§ **TASK DETAILS**: Find the lines that contain the word "type" and copy each one.

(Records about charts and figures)
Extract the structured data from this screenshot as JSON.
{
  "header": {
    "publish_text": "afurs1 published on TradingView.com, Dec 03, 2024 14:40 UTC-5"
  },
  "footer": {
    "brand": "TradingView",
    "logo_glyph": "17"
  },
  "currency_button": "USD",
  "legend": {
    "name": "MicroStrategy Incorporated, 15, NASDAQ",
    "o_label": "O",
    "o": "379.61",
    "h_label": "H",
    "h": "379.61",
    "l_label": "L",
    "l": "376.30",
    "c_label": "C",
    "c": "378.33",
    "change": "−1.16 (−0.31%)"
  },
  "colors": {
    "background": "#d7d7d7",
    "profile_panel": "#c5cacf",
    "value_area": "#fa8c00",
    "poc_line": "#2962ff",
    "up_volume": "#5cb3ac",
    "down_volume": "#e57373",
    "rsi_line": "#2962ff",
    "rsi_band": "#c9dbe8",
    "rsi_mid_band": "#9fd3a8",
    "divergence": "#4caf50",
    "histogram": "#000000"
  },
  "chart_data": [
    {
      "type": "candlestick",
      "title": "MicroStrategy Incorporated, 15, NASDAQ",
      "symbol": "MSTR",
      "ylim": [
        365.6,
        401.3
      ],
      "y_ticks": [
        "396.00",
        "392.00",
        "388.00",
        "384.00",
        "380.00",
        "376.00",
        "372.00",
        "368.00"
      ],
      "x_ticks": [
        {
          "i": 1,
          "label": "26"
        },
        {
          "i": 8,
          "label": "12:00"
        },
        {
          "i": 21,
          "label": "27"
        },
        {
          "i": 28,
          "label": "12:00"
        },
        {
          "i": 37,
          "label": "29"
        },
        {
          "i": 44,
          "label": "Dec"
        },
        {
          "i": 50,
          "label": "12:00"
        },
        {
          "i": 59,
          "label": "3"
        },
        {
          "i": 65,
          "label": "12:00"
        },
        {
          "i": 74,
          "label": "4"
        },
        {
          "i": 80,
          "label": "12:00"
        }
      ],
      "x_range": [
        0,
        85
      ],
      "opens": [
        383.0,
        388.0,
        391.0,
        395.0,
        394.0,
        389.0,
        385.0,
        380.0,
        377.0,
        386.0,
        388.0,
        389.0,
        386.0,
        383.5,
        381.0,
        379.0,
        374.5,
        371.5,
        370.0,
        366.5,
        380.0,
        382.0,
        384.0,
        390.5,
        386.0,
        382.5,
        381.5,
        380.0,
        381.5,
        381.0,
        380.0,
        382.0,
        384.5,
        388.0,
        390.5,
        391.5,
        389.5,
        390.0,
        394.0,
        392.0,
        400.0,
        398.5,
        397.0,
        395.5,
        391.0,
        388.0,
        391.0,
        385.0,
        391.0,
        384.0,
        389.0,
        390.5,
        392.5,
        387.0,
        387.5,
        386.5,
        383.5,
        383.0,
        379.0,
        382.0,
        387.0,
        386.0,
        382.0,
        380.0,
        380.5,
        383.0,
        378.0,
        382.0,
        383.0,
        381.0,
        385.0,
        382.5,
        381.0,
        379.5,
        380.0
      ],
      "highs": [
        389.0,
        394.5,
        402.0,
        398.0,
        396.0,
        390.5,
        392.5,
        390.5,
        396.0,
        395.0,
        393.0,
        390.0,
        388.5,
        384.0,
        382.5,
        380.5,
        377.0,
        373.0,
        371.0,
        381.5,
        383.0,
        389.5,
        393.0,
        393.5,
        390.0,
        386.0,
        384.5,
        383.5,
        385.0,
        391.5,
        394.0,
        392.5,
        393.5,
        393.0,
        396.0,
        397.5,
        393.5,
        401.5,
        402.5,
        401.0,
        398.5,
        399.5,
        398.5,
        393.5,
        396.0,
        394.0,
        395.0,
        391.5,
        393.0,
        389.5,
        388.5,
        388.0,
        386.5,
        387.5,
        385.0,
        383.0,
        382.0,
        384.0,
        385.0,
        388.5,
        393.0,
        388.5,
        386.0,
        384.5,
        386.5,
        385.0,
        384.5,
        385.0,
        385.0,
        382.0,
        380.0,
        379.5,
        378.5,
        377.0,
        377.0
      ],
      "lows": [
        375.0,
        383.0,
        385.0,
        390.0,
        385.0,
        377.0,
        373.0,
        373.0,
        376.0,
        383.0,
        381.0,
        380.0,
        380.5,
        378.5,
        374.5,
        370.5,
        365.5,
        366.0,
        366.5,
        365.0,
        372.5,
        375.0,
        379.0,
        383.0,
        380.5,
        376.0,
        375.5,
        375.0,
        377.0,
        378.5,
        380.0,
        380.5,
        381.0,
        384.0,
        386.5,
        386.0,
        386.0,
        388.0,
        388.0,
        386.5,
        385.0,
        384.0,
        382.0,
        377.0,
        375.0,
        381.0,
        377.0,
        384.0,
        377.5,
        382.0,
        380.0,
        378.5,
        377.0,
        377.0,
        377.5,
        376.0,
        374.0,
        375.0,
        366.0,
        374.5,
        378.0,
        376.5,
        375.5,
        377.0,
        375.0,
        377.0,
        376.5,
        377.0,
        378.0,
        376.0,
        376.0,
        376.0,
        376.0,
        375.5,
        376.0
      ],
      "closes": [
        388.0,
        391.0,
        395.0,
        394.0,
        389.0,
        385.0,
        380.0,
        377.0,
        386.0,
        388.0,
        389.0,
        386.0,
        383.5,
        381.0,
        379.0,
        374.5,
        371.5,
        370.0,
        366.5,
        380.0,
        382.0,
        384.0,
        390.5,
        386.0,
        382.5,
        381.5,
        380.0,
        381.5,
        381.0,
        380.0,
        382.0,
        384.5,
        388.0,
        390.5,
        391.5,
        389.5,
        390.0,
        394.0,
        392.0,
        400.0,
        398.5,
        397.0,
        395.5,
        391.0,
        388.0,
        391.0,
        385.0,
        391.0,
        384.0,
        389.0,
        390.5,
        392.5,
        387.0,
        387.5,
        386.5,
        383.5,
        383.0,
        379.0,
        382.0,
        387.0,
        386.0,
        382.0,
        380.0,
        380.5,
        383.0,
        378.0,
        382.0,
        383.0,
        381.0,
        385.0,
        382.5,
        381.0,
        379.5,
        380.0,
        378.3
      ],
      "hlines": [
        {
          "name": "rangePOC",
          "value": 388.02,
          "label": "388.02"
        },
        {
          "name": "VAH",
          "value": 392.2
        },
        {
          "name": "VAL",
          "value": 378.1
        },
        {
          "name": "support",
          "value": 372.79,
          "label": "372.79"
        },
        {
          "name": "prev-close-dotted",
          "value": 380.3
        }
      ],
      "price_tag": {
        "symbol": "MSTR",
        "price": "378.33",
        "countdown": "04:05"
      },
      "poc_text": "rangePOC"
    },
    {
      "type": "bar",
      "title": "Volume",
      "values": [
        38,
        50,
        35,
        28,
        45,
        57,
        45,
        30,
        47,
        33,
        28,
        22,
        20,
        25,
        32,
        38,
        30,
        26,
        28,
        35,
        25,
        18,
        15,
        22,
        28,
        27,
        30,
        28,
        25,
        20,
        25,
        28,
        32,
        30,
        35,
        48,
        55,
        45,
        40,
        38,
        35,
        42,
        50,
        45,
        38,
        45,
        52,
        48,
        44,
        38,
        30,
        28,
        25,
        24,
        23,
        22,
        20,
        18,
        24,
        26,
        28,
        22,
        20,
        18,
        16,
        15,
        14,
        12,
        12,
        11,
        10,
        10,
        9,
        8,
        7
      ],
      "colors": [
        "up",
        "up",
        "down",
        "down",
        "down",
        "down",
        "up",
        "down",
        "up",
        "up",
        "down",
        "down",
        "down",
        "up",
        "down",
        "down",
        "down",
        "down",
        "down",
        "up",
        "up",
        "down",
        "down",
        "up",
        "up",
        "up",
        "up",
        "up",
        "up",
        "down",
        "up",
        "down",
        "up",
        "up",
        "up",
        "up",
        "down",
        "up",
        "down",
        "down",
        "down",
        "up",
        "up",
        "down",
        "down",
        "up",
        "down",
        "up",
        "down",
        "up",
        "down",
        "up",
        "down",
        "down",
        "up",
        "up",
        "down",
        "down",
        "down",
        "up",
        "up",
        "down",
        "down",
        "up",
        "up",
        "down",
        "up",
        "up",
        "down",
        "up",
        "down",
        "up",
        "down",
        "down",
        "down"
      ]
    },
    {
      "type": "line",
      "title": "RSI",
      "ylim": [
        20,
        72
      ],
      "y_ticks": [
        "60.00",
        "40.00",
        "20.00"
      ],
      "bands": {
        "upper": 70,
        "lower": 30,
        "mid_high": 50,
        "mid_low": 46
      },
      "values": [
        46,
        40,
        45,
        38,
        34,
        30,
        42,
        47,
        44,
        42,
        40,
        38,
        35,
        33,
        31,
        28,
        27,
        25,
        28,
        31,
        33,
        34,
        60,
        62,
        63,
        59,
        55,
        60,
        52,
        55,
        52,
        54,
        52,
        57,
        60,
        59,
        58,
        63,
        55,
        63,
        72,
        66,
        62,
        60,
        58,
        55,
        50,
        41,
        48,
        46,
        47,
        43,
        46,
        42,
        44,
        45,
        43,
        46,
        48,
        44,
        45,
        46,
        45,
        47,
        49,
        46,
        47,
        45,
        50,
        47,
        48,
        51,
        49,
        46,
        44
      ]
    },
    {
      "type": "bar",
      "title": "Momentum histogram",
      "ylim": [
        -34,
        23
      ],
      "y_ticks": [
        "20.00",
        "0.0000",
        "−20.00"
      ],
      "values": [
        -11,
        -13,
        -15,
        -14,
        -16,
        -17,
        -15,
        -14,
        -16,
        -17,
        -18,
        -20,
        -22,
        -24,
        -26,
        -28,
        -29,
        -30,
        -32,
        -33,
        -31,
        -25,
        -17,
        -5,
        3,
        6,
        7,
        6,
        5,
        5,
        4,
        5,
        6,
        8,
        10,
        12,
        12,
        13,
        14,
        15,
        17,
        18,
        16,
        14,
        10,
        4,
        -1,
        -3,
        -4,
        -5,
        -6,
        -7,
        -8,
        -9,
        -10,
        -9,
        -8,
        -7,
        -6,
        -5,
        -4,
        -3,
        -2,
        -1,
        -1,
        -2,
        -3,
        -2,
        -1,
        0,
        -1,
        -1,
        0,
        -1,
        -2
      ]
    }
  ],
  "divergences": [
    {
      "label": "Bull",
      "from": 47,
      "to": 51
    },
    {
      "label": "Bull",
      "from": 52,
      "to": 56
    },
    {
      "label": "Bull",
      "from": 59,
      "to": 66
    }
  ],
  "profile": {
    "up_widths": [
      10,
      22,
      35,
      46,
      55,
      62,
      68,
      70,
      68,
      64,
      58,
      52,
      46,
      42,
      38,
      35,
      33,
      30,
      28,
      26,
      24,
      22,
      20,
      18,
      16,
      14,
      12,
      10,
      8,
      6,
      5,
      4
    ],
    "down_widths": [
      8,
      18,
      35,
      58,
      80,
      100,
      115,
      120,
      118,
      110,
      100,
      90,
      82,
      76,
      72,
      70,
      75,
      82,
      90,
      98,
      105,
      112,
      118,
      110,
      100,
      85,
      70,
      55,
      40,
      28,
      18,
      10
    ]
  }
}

§ **WRITTEN RESPONSE**:
      "type": "candlestick",
      "type": "bar",
      "type": "line",
      "type": "bar",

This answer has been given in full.